* [WRITTEN EXERCISE] For the listing below, give the count of lines containing "Wood", and no other text.

* [PROVIDED DATA]
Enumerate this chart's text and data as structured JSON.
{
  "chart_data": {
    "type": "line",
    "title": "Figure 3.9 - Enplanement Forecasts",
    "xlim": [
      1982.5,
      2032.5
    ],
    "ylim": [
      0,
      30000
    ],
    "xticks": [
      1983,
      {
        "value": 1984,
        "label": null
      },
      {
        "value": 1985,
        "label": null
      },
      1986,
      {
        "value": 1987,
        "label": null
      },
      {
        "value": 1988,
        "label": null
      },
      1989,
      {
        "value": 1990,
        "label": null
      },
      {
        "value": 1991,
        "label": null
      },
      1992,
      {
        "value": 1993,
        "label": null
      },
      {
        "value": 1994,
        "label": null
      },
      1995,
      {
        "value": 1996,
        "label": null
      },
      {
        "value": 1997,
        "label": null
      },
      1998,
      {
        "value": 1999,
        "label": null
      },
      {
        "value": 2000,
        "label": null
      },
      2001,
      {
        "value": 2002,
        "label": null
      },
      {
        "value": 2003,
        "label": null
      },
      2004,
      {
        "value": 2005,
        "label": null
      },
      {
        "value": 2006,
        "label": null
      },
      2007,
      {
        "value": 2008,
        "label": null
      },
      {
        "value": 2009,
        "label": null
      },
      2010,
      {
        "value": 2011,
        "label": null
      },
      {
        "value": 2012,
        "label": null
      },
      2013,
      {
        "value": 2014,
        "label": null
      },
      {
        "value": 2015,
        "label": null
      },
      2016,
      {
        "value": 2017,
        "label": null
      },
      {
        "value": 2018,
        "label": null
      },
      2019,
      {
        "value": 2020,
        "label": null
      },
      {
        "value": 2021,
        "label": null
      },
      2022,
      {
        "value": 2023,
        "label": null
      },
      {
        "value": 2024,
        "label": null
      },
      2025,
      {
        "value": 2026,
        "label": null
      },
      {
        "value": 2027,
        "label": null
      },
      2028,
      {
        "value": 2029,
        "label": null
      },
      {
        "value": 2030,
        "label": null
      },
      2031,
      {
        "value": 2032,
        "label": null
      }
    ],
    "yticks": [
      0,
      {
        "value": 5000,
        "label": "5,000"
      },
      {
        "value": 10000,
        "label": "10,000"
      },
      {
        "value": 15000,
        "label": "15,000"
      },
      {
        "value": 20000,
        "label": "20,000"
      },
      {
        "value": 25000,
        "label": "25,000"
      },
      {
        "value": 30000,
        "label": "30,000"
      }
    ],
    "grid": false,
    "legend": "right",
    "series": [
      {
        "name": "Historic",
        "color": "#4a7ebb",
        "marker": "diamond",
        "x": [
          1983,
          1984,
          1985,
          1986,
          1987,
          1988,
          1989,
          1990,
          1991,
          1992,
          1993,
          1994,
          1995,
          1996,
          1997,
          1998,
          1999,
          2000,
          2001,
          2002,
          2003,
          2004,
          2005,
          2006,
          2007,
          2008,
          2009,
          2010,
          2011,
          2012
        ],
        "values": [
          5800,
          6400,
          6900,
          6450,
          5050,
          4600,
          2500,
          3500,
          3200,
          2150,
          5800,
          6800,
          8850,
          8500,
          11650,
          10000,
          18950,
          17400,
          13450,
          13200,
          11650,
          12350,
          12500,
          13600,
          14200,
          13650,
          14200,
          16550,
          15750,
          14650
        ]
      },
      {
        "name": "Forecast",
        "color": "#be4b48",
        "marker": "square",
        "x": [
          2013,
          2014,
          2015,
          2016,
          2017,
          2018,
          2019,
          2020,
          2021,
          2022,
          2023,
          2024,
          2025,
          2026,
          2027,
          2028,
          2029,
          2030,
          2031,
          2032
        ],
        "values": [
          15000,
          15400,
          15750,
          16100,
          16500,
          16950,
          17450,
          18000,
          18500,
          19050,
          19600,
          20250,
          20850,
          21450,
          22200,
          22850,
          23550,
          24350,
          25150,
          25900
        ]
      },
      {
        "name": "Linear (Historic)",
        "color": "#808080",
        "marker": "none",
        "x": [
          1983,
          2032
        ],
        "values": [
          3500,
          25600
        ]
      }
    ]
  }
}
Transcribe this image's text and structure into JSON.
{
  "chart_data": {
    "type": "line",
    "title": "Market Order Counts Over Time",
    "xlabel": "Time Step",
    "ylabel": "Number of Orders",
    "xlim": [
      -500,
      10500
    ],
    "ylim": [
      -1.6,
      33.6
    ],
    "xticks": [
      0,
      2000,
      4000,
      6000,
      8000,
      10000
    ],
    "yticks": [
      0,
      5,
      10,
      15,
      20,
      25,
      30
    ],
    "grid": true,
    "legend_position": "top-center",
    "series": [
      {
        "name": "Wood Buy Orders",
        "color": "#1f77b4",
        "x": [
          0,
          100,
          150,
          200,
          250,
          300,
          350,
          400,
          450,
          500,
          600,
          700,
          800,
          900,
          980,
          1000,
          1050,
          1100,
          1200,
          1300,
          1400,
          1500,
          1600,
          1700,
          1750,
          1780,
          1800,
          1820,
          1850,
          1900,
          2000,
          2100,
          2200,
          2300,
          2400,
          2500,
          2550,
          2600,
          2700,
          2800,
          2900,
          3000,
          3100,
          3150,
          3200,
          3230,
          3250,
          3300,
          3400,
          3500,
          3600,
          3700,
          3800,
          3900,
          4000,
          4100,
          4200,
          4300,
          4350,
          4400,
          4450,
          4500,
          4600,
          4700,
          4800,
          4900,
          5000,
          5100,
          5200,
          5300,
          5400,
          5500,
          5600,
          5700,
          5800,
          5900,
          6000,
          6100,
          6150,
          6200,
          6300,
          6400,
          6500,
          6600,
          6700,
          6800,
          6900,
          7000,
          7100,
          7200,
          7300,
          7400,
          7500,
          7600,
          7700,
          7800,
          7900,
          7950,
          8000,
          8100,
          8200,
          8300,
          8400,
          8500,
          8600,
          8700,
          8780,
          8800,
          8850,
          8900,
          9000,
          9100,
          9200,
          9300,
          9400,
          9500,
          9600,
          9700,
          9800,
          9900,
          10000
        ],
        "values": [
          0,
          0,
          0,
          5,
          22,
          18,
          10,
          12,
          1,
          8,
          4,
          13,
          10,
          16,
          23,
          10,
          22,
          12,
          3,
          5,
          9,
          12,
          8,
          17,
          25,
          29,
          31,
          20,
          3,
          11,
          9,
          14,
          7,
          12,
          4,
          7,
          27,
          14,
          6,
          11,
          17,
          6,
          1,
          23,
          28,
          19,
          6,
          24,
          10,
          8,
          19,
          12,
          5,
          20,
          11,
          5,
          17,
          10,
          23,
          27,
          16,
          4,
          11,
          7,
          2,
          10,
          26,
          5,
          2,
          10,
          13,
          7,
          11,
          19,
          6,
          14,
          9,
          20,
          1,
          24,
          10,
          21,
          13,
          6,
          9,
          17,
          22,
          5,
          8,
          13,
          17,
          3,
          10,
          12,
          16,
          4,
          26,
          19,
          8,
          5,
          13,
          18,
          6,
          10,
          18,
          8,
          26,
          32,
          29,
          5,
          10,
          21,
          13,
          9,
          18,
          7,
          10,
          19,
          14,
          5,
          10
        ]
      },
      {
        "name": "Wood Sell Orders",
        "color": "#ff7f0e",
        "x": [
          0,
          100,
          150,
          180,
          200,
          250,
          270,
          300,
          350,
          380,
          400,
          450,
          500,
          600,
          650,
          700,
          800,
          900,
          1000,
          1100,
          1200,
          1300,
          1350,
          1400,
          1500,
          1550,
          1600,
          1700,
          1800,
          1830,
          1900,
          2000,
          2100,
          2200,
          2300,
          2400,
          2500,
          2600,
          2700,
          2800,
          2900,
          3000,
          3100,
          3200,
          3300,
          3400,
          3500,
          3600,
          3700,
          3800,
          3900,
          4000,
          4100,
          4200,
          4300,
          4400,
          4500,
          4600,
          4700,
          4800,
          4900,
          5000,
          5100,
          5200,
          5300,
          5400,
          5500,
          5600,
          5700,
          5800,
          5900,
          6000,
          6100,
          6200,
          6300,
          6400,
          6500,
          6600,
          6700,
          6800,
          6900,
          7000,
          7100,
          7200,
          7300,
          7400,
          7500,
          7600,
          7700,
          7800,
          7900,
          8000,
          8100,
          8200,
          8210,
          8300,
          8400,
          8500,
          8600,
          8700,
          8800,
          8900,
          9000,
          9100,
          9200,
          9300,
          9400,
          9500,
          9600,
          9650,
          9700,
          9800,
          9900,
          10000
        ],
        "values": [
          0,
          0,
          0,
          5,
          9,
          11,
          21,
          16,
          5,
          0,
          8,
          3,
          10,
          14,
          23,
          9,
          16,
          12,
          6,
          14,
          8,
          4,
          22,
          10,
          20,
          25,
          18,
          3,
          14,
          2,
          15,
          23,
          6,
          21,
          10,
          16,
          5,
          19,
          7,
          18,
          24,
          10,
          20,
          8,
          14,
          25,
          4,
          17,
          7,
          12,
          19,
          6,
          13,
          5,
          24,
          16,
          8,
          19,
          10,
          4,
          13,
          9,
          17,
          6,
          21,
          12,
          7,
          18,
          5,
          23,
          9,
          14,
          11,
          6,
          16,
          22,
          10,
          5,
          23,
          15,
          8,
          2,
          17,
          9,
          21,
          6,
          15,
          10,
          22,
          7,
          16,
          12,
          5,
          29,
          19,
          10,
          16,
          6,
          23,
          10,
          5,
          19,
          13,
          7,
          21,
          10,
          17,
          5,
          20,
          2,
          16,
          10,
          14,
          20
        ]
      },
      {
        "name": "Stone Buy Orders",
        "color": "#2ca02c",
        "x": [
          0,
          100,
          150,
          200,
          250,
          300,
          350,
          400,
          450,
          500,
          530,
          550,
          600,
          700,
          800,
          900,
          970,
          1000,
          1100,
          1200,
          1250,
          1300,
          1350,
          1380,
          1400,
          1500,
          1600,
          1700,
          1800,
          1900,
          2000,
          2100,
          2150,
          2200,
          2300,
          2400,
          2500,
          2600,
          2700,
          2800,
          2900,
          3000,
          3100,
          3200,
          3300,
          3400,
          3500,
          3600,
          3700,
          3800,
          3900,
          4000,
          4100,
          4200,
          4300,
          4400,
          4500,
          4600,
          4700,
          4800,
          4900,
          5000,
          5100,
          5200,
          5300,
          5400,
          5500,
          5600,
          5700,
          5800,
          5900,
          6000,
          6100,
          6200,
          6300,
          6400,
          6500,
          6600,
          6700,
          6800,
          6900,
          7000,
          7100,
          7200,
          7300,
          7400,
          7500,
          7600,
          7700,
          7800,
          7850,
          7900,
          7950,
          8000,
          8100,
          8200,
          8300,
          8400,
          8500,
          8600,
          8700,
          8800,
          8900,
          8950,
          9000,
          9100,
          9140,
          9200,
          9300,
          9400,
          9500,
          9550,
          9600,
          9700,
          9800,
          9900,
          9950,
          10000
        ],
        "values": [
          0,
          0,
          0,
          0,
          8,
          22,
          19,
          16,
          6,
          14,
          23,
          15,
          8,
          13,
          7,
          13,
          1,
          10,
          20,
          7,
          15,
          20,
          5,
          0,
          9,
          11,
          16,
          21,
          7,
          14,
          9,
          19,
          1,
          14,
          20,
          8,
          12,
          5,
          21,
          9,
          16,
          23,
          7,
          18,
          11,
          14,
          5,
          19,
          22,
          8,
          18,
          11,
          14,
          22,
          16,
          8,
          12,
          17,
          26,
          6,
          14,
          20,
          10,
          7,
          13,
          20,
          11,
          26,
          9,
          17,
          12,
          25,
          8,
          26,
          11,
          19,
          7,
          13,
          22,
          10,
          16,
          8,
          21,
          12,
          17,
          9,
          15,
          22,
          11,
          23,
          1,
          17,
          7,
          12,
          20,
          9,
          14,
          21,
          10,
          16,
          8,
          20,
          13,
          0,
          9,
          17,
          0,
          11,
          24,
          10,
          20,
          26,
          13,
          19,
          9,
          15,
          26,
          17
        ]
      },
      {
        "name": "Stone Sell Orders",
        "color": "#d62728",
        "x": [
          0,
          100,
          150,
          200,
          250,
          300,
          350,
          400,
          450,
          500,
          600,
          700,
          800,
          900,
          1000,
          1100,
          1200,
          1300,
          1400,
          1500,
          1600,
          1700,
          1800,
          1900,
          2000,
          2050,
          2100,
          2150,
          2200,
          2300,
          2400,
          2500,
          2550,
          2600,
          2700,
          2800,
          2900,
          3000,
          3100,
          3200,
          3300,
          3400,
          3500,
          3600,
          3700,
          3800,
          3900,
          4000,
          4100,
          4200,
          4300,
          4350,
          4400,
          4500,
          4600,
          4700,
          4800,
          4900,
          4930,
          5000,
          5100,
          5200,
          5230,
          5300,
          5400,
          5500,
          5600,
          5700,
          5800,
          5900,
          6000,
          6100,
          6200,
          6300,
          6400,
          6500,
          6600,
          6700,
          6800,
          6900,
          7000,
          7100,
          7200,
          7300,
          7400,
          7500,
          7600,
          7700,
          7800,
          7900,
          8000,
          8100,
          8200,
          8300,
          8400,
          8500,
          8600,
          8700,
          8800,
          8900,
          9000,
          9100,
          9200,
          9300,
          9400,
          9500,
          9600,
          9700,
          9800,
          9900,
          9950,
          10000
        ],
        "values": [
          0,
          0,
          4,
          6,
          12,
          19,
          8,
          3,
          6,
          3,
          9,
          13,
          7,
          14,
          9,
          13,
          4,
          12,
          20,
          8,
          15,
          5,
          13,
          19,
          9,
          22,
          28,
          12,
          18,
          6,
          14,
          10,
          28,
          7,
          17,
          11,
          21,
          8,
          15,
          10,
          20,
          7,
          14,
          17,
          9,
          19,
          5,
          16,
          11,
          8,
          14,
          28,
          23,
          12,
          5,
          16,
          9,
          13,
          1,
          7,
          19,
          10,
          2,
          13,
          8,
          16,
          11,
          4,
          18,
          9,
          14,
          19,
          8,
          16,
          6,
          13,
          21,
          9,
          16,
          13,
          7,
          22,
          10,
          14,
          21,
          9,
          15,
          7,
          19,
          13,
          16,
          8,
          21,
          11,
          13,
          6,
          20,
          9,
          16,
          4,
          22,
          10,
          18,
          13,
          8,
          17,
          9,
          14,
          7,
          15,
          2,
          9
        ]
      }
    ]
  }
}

* [COMPLETE RESPONSE] 2